Copy each record exactly as it reads, leaving out any pictures it holds.

(begin)

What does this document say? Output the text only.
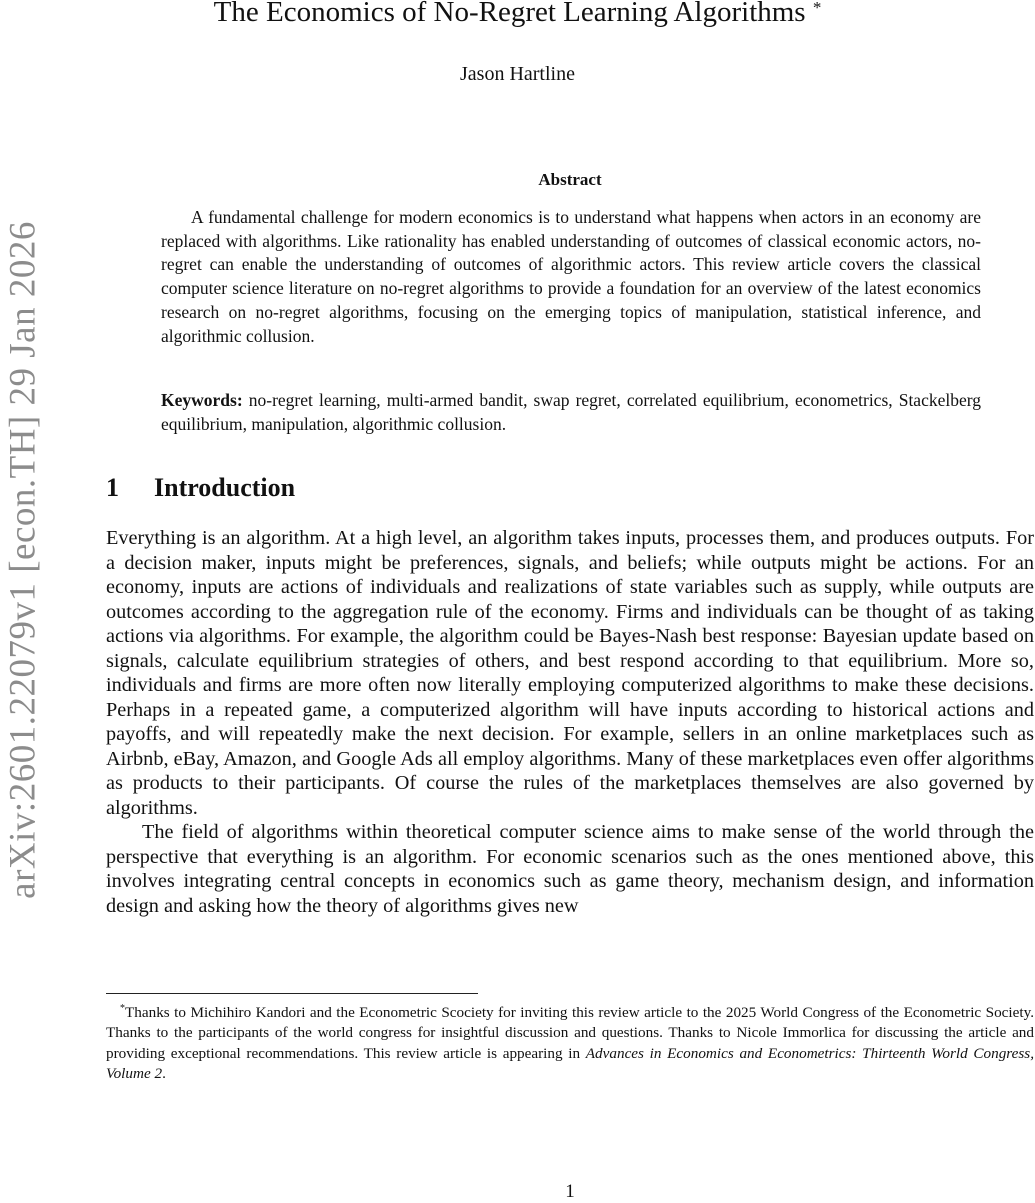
arXiv:2601.22079v1 [econ.TH] 29 Jan 2026
The Economics of No-Regret Learning Algorithms *
Jason Hartline
Abstract

A fundamental challenge for modern economics is to understand what happens when actors in an economy are replaced with algorithms. Like rationality has enabled understanding of outcomes of classical economic actors, no-regret can enable the understanding of outcomes of algorithmic actors. This review article covers the classical computer science literature on no-regret algorithms to provide a foundation for an overview of the latest economics research on no-regret algorithms, focusing on the emerging topics of manipulation, statistical inference, and algorithmic collusion.

Keywords: no-regret learning, multi-armed bandit, swap regret, correlated equilibrium, econometrics, Stackelberg equilibrium, manipulation, algorithmic collusion.

1 Introduction

Everything is an algorithm. At a high level, an algorithm takes inputs, processes them, and produces outputs. For a decision maker, inputs might be preferences, signals, and beliefs; while outputs might be actions. For an economy, inputs are actions of individuals and realizations of state variables such as supply, while outputs are outcomes according to the aggregation rule of the economy. Firms and individuals can be thought of as taking actions via algorithms. For example, the algorithm could be Bayes-Nash best response: Bayesian update based on signals, calculate equilibrium strategies of others, and best respond according to that equilibrium. More so, individuals and firms are more often now literally employing computerized algorithms to make these decisions. Perhaps in a repeated game, a computerized algorithm will have inputs according to historical actions and payoffs, and will repeatedly make the next decision. For example, sellers in an online marketplaces such as Airbnb, eBay, Amazon, and Google Ads all employ algorithms. Many of these marketplaces even offer algorithms as products to their participants. Of course the rules of the marketplaces themselves are also governed by algorithms.

The field of algorithms within theoretical computer science aims to make sense of the world through the perspective that everything is an algorithm. For economic scenarios such as the ones mentioned above, this involves integrating central concepts in economics such as game theory, mechanism design, and information design and asking how the theory of algorithms gives new

*Thanks to Michihiro Kandori and the Econometric Scociety for inviting this review article to the 2025 World Congress of the Econometric Society. Thanks to the participants of the world congress for insightful discussion and questions. Thanks to Nicole Immorlica for discussing the article and providing exceptional recommendations. This review article is appearing in Advances in Economics and Econometrics: Thirteenth World Congress, Volume 2.

1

(end)

▸ **WRITTEN REPLY**:
What does this document say? Output the text only.
arXiv:2601.22079v1 [econ.TH] 29 Jan 2026
The Economics of No-Regret Learning Algorithms *
Jason Hartline
Abstract

A fundamental challenge for modern economics is to understand what happens when actors in an economy are replaced with algorithms. Like rationality has enabled understanding of outcomes of classical economic actors, no-regret can enable the understanding of outcomes of algorithmic actors. This review article covers the classical computer science literature on no-regret algorithms to provide a foundation for an overview of the latest economics research on no-regret algorithms, focusing on the emerging topics of manipulation, statistical inference, and algorithmic collusion.

Keywords: no-regret learning, multi-armed bandit, swap regret, correlated equilibrium, econometrics, Stackelberg equilibrium, manipulation, algorithmic collusion.

1 Introduction

Everything is an algorithm. At a high level, an algorithm takes inputs, processes them, and produces outputs. For a decision maker, inputs might be preferences, signals, and beliefs; while outputs might be actions. For an economy, inputs are actions of individuals and realizations of state variables such as supply, while outputs are outcomes according to the aggregation rule of the economy. Firms and individuals can be thought of as taking actions via algorithms. For example, the algorithm could be Bayes-Nash best response: Bayesian update based on signals, calculate equilibrium strategies of others, and best respond according to that equilibrium. More so, individuals and firms are more often now literally employing computerized algorithms to make these decisions. Perhaps in a repeated game, a computerized algorithm will have inputs according to historical actions and payoffs, and will repeatedly make the next decision. For example, sellers in an online marketplaces such as Airbnb, eBay, Amazon, and Google Ads all employ algorithms. Many of these marketplaces even offer algorithms as products to their participants. Of course the rules of the marketplaces themselves are also governed by algorithms.

The field of algorithms within theoretical computer science aims to make sense of the world through the perspective that everything is an algorithm. For economic scenarios such as the ones mentioned above, this involves integrating central concepts in economics such as game theory, mechanism design, and information design and asking how the theory of algorithms gives new

*Thanks to Michihiro Kandori and the Econometric Scociety for inviting this review article to the 2025 World Congress of the Econometric Society. Thanks to the participants of the world congress for insightful discussion and questions. Thanks to Nicole Immorlica for discussing the article and providing exceptional recommendations. This review article is appearing in Advances in Economics and Econometrics: Thirteenth World Congress, Volume 2.

1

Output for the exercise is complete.